Collect all lines from the listing that include the string "text".

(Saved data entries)
= = =

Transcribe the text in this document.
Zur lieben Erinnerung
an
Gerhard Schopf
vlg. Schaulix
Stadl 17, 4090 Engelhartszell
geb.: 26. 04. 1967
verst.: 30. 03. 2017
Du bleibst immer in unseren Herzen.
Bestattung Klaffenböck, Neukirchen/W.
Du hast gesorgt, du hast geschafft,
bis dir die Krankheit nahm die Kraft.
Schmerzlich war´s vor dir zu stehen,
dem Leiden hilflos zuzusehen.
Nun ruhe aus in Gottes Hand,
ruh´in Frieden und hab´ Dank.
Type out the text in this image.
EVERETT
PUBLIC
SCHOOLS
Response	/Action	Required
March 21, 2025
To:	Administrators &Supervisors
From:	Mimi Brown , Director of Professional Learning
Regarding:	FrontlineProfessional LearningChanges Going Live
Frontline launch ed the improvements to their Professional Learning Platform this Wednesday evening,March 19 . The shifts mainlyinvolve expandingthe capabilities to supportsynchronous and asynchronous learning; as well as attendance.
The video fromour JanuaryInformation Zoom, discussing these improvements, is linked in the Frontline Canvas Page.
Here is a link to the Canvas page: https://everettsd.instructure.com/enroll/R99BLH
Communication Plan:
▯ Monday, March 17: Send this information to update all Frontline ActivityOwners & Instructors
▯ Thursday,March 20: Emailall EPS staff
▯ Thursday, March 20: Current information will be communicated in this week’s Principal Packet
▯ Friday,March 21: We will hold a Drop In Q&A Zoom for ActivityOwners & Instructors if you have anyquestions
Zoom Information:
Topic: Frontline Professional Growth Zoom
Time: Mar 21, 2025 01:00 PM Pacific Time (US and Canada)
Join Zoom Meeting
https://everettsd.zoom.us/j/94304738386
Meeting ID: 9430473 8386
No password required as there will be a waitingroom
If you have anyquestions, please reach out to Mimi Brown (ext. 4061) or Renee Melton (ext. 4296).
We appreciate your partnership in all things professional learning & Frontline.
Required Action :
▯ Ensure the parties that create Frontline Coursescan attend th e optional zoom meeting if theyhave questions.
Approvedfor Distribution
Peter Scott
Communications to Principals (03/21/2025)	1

= = =

Exercise response
Transcribe the text in this document.
Type out the text in this image.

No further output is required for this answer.